Search the data for the string "this", and report each line where it is found.

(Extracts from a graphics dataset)
================================
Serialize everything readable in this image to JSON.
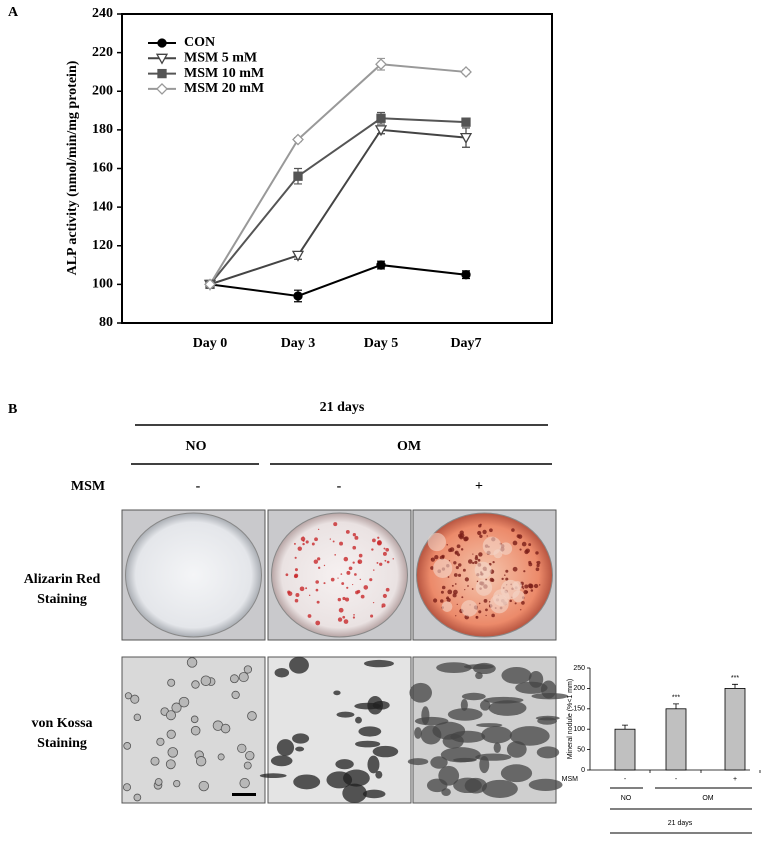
{
  "chart_data": [
    {
      "type": "line",
      "panel": "A",
      "ylabel": "ALP activity (nmol/min/mg protein)",
      "categories": [
        "Day 0",
        "Day 3",
        "Day 5",
        "Day7"
      ],
      "ylim": [
        80,
        240
      ],
      "yticks": [
        80,
        100,
        120,
        140,
        160,
        180,
        200,
        220,
        240
      ],
      "series": [
        {
          "name": "CON",
          "color": "#000000",
          "marker": "circle",
          "filled": true,
          "values": [
            100,
            94,
            110,
            105
          ],
          "errors": [
            1,
            3,
            2,
            2
          ]
        },
        {
          "name": "MSM  5 mM",
          "color": "#444444",
          "marker": "triangle-down",
          "filled": false,
          "values": [
            100,
            115,
            180,
            176
          ],
          "errors": [
            1,
            2,
            2,
            5
          ]
        },
        {
          "name": "MSM 10 mM",
          "color": "#555555",
          "marker": "square",
          "filled": true,
          "values": [
            100,
            156,
            186,
            184
          ],
          "errors": [
            1,
            4,
            3,
            2
          ]
        },
        {
          "name": "MSM 20 mM",
          "color": "#999999",
          "marker": "diamond",
          "filled": false,
          "values": [
            100,
            175,
            214,
            210
          ],
          "errors": [
            1,
            1,
            3,
            1
          ]
        }
      ]
    },
    {
      "type": "bar",
      "ylabel": "Mineral nodule (%<1 mm)",
      "x_label": "MSM",
      "categories": [
        "-",
        "-",
        "+"
      ],
      "values": [
        100,
        150,
        200
      ],
      "errors": [
        10,
        12,
        10
      ],
      "significance": [
        null,
        "***",
        "***"
      ],
      "color": "#c0c0c0",
      "ylim": [
        0,
        250
      ],
      "yticks": [
        0,
        50,
        100,
        150,
        200,
        250
      ],
      "groups": [
        "NO",
        "OM"
      ],
      "period": "21 days"
    }
  ],
  "panel_b": {
    "label": "B",
    "period": "21 days",
    "groups": [
      "NO",
      "OM"
    ],
    "msm_label": "MSM",
    "msm": [
      "-",
      "-",
      "+"
    ],
    "row_labels": [
      [
        "Alizarin Red",
        "Staining"
      ],
      [
        "von Kossa",
        "Staining"
      ]
    ]
  }
}
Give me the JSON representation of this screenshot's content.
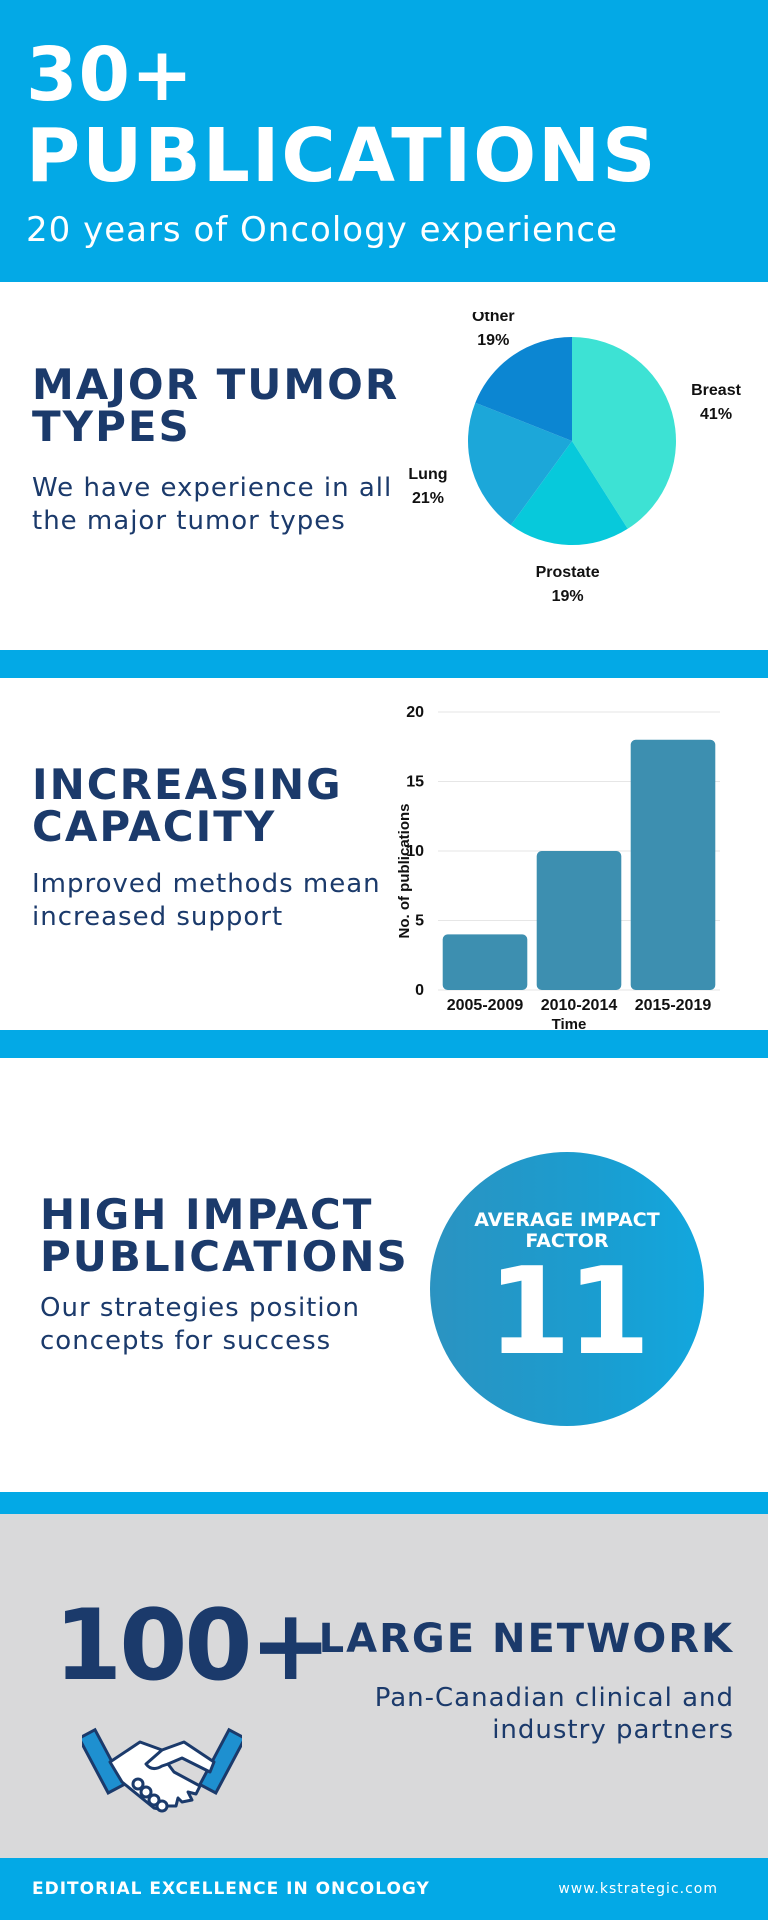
{
  "header": {
    "count": "30+",
    "title": "PUBLICATIONS",
    "subtitle": "20 years of Oncology experience"
  },
  "tumor_section": {
    "title_line1": "MAJOR TUMOR",
    "title_line2": "TYPES",
    "body_line1": "We have experience in all",
    "body_line2": "the major tumor types"
  },
  "capacity_section": {
    "title_line1": "INCREASING",
    "title_line2": "CAPACITY",
    "body_line1": "Improved methods mean",
    "body_line2": "increased support"
  },
  "impact_section": {
    "title_line1": "HIGH IMPACT",
    "title_line2": "PUBLICATIONS",
    "body_line1": "Our strategies position",
    "body_line2": "concepts for success",
    "circle_label_line1": "AVERAGE IMPACT",
    "circle_label_line2": "FACTOR",
    "circle_value": "11"
  },
  "network_section": {
    "count": "100+",
    "title": "LARGE NETWORK",
    "body_line1": "Pan-Canadian clinical and",
    "body_line2": "industry partners",
    "icon": "handshake-icon"
  },
  "footer": {
    "tagline": "EDITORIAL EXCELLENCE IN ONCOLOGY",
    "url": "www.kstrategic.com"
  },
  "colors": {
    "brand_blue": "#03a9e6",
    "navy": "#1b3a6b",
    "bar": "#3d8fb0",
    "network_bg": "#d9d9da",
    "handshake_accent": "#1e90d0"
  },
  "chart_data": [
    {
      "type": "pie",
      "categories": [
        "Breast",
        "Prostate",
        "Lung",
        "Other"
      ],
      "values": [
        41,
        19,
        21,
        19
      ],
      "labels": [
        "41%",
        "19%",
        "21%",
        "19%"
      ],
      "colors": [
        "#3de2d4",
        "#07c9db",
        "#1ca7d9",
        "#0c86d2"
      ]
    },
    {
      "type": "bar",
      "categories": [
        "2005-2009",
        "2010-2014",
        "2015-2019"
      ],
      "values": [
        4,
        10,
        18
      ],
      "xlabel": "Time",
      "ylabel": "No. of publications",
      "ylim": [
        0,
        20
      ],
      "yticks": [
        0,
        5,
        10,
        15,
        20
      ],
      "grid": true
    }
  ]
}
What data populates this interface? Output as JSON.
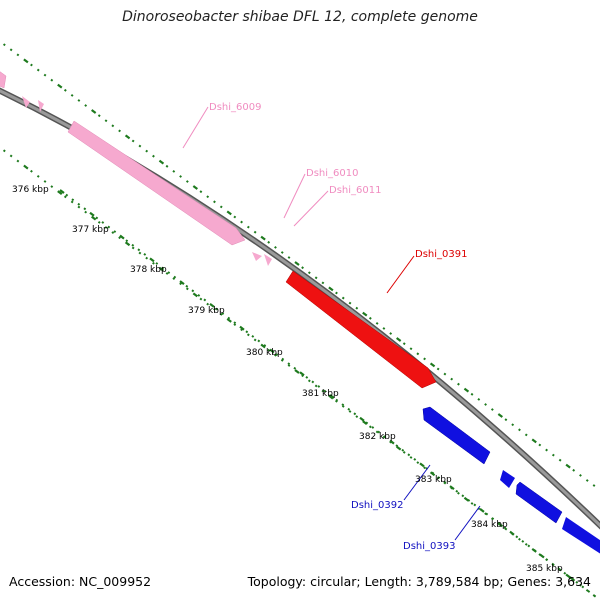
{
  "title": "Dinoroseobacter shibae DFL 12, complete genome",
  "footer": {
    "accession": "Accession: NC_009952",
    "summary": "Topology: circular; Length: 3,789,584 bp; Genes: 3,634"
  },
  "colors": {
    "backbone": "#7a7a7a",
    "tick": "#1e7a1e",
    "neighbor_gene": "#f2a0c8",
    "focus_gene": "#ee1111",
    "downstream_gene": "#1010e0"
  },
  "ticks": [
    "376 kbp",
    "377 kbp",
    "378 kbp",
    "379 kbp",
    "380 kbp",
    "381 kbp",
    "382 kbp",
    "383 kbp",
    "384 kbp",
    "385 kbp"
  ],
  "genes": [
    {
      "id": "Dshi_6009",
      "color": "#f08cc0"
    },
    {
      "id": "Dshi_6010",
      "color": "#f08cc0"
    },
    {
      "id": "Dshi_6011",
      "color": "#f08cc0"
    },
    {
      "id": "Dshi_0391",
      "color": "#dd0000"
    },
    {
      "id": "Dshi_0392",
      "color": "#1010c0"
    },
    {
      "id": "Dshi_0393",
      "color": "#1010c0"
    }
  ]
}
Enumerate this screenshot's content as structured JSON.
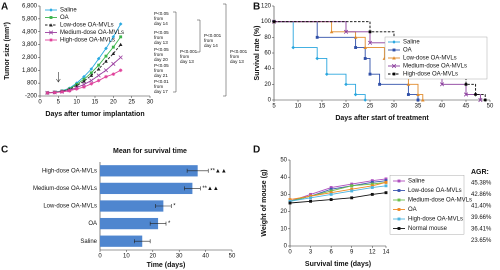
{
  "chart_data": [
    {
      "type": "line",
      "label": "A",
      "y_label": "Tumor size (mm³)",
      "x_label": "Days after tumor implantation",
      "x": [
        2,
        4,
        6,
        8,
        10,
        12,
        14,
        16,
        18,
        20,
        22
      ],
      "xlim": [
        0,
        30
      ],
      "xticks": [
        0,
        5,
        10,
        15,
        20,
        25,
        30
      ],
      "ylim": [
        -200,
        6800
      ],
      "yticks": [
        -200,
        800,
        {
          "value": 1800,
          "label": "1,800"
        },
        {
          "value": 2800,
          "label": "2,800"
        },
        {
          "value": 3800,
          "label": "3,800"
        },
        {
          "value": 4800,
          "label": "4,800"
        },
        {
          "value": 5800,
          "label": "5,800"
        },
        {
          "value": 6800,
          "label": "6,800"
        }
      ],
      "legend": "upper left",
      "series": [
        {
          "name": "Saline",
          "color": "#29a9e0",
          "marker": "diamond",
          "values": [
            50,
            100,
            200,
            400,
            800,
            1300,
            1900,
            2700,
            3500,
            4400,
            5400
          ]
        },
        {
          "name": "OA",
          "color": "#3cb44b",
          "marker": "square",
          "values": [
            50,
            100,
            180,
            350,
            700,
            1100,
            1600,
            2200,
            2900,
            3600,
            4400
          ]
        },
        {
          "name": "Low-dose OA-MVLs",
          "color": "#222222",
          "marker": "triangle",
          "dashed": true,
          "values": [
            50,
            90,
            160,
            300,
            600,
            950,
            1400,
            1900,
            2500,
            3100,
            3800
          ]
        },
        {
          "name": "Medium-dose OA-MVLs",
          "color": "#9b3fa0",
          "marker": "x",
          "values": [
            50,
            80,
            140,
            250,
            450,
            700,
            1000,
            1400,
            1800,
            2300,
            2800
          ]
        },
        {
          "name": "High-dose OA-MVLs",
          "color": "#e0409a",
          "marker": "star",
          "values": [
            40,
            70,
            120,
            200,
            350,
            500,
            750,
            1000,
            1300,
            1500,
            1800
          ]
        }
      ],
      "annotations": [
        {
          "lines": [
            "P<0.05",
            "from",
            "day 14"
          ]
        },
        {
          "lines": [
            "P<0.05",
            "from",
            "day 13"
          ]
        },
        {
          "lines": [
            "P<0.05",
            "from",
            "day 20"
          ]
        },
        {
          "lines": [
            "P<0.05",
            "from",
            "day 21"
          ]
        },
        {
          "lines": [
            "P<0.01",
            "from",
            "day 17"
          ]
        },
        {
          "lines": [
            "P<0.001",
            "from",
            "day 13"
          ]
        },
        {
          "lines": [
            "P<0.001",
            "from",
            "day 14"
          ]
        },
        {
          "lines": [
            "P<0.001",
            "from",
            "day 13"
          ]
        }
      ]
    },
    {
      "type": "step",
      "label": "B",
      "y_label": "Survival rate (%)",
      "x_label": "Days after start of treatment",
      "xlim": [
        5,
        50
      ],
      "xticks": [
        5,
        10,
        15,
        20,
        25,
        30,
        35,
        40,
        45,
        50
      ],
      "ylim": [
        0,
        120
      ],
      "yticks": [
        0,
        20,
        40,
        60,
        80,
        100,
        120
      ],
      "legend": "right",
      "series": [
        {
          "name": "Saline",
          "color": "#2aa6de",
          "marker": "diamond",
          "x": [
            5,
            9,
            14,
            16,
            20,
            22,
            24
          ],
          "values": [
            100,
            67,
            53,
            33,
            20,
            7,
            0
          ]
        },
        {
          "name": "OA",
          "color": "#2f4fa8",
          "marker": "square",
          "x": [
            5,
            14,
            22,
            24,
            25,
            27,
            33,
            35
          ],
          "values": [
            100,
            80,
            67,
            53,
            33,
            20,
            7,
            0
          ]
        },
        {
          "name": "Low-dose OA-MVLs",
          "color": "#e08a2a",
          "marker": "triangle",
          "x": [
            5,
            17,
            22,
            24,
            28,
            30,
            33,
            35,
            36
          ],
          "values": [
            100,
            87,
            80,
            67,
            53,
            33,
            20,
            7,
            0
          ]
        },
        {
          "name": "Medium-dose OA-MVLs",
          "color": "#8a3c9c",
          "marker": "x",
          "x": [
            5,
            20,
            25,
            30,
            33,
            35,
            40,
            45,
            48
          ],
          "values": [
            100,
            87,
            73,
            60,
            47,
            33,
            20,
            7,
            0
          ]
        },
        {
          "name": "High-dose OA-MVLs",
          "color": "#000000",
          "marker": "star",
          "dashed": true,
          "x": [
            5,
            25,
            30,
            35,
            38,
            40,
            45,
            47,
            49
          ],
          "values": [
            100,
            87,
            73,
            60,
            47,
            33,
            20,
            7,
            0
          ]
        }
      ]
    },
    {
      "type": "hbar",
      "label": "C",
      "title": "Mean for survival time",
      "x_label": "Time (days)",
      "categories": [
        "High-dose OA-MVLs",
        "Medium-dose OA-MVLs",
        "Low-dose OA-MVLs",
        "OA",
        "Saline"
      ],
      "values": [
        37,
        35,
        24,
        22,
        16
      ],
      "errors": [
        4,
        3,
        3,
        3,
        3
      ],
      "significance": [
        "**▲▲",
        "**▲▲",
        "*",
        "*",
        null
      ],
      "color": "#4f86cf",
      "xlim": [
        0,
        50
      ],
      "xticks": [
        0,
        10,
        20,
        30,
        40,
        50
      ]
    },
    {
      "type": "line",
      "label": "D",
      "y_label": "Weight of mouse (g)",
      "x_label": "Survival time (days)",
      "x": [
        0,
        3,
        6,
        9,
        12,
        14
      ],
      "xlim": [
        0,
        14
      ],
      "xticks": [
        0,
        3,
        6,
        9,
        12,
        14
      ],
      "ylim": [
        0,
        50
      ],
      "yticks": [
        0,
        10,
        20,
        30,
        40,
        50
      ],
      "legend": "right",
      "series": [
        {
          "name": "Saline",
          "color": "#b04fbf",
          "marker": "square",
          "values": [
            26,
            30,
            34,
            36,
            38,
            39
          ]
        },
        {
          "name": "Low-dose OA-MVLs",
          "color": "#3b56b0",
          "marker": "square",
          "values": [
            26,
            29,
            33,
            35,
            37,
            38
          ]
        },
        {
          "name": "Medium-dose OA-MVLs",
          "color": "#6cbf4a",
          "marker": "square",
          "values": [
            26,
            29,
            32,
            35,
            36,
            37
          ]
        },
        {
          "name": "OA",
          "color": "#f08a24",
          "marker": "square",
          "values": [
            27,
            29,
            31,
            33,
            35,
            37
          ]
        },
        {
          "name": "High-dose OA-MVLs",
          "color": "#4fb5e0",
          "marker": "square",
          "values": [
            26,
            28,
            30,
            32,
            34,
            35
          ]
        },
        {
          "name": "Normal mouse",
          "color": "#111111",
          "marker": "square",
          "values": [
            25,
            26,
            27,
            28,
            30,
            31
          ]
        }
      ],
      "agr_title": "AGR:",
      "agr_labels": [
        "45.38%",
        "42.86%",
        "41.40%",
        "39.66%",
        "36.41%",
        "23.65%"
      ]
    }
  ]
}
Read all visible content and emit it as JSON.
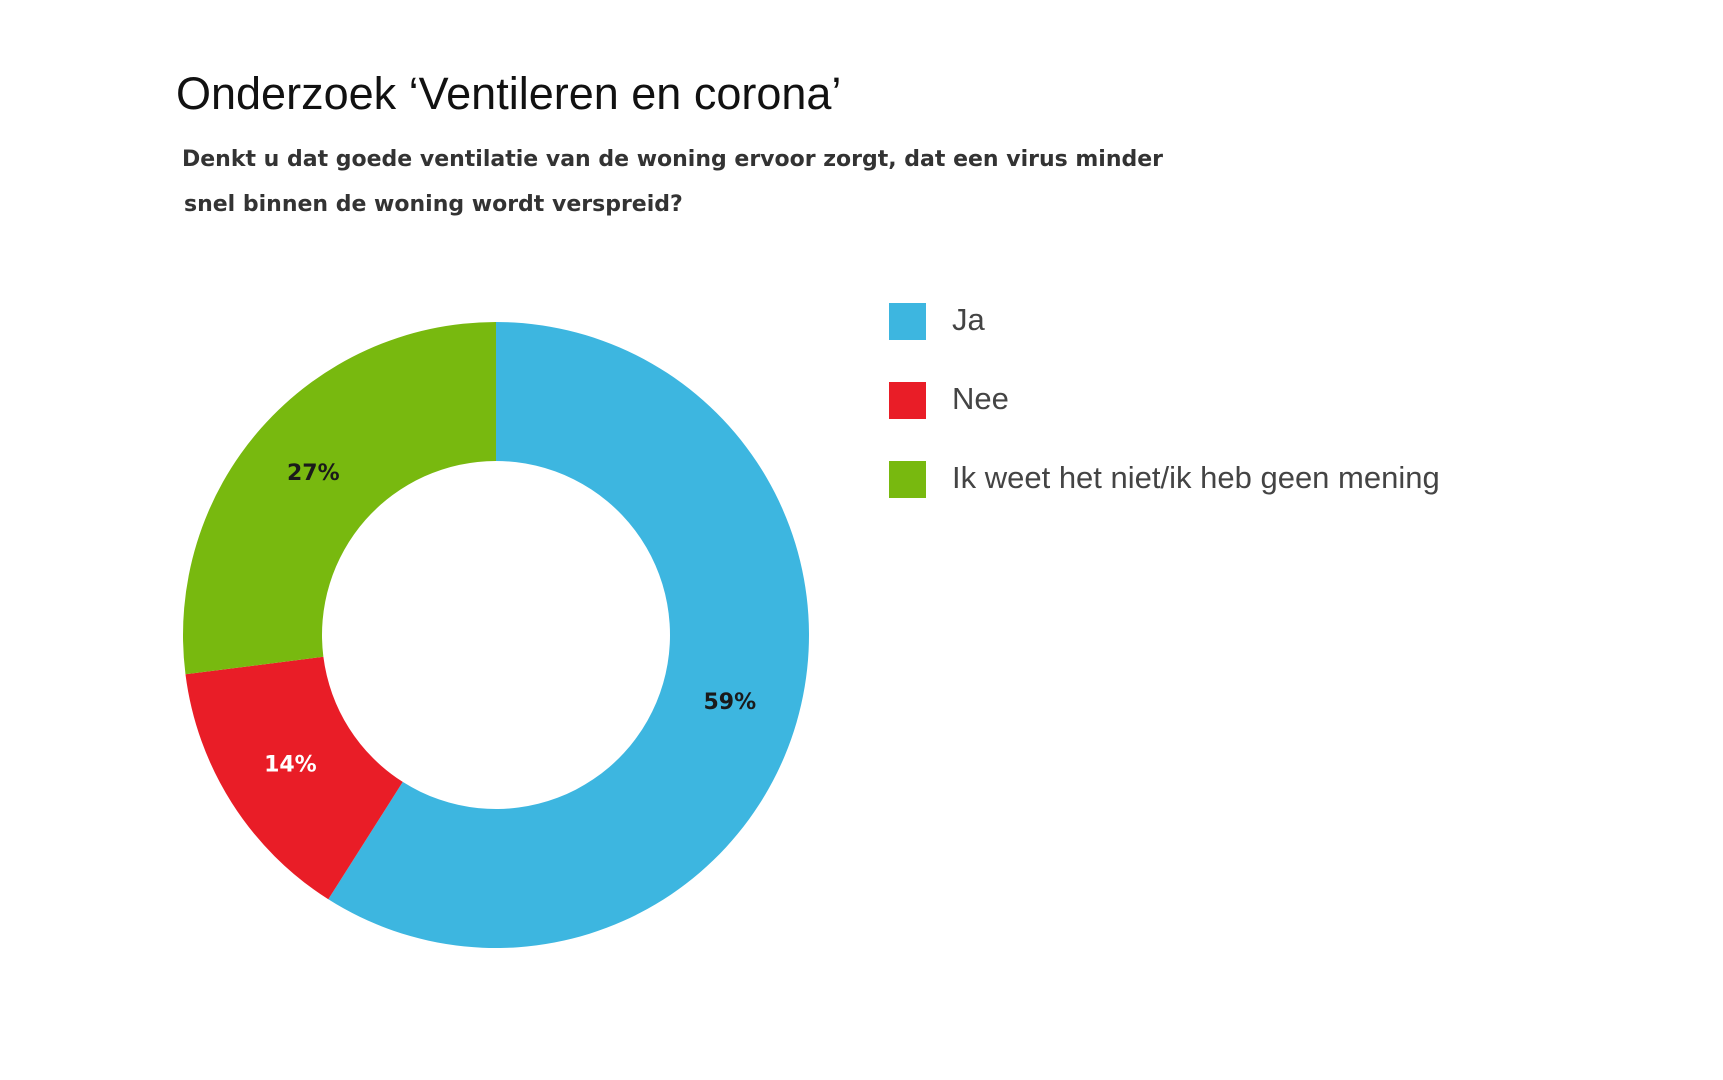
================================
RESPONSE BELOW:
Serialize everything readable in this image to JSON.
Give me the JSON representation of this screenshot's content.
What data populates this interface? Output as JSON.
Enumerate this screenshot's content as structured JSON.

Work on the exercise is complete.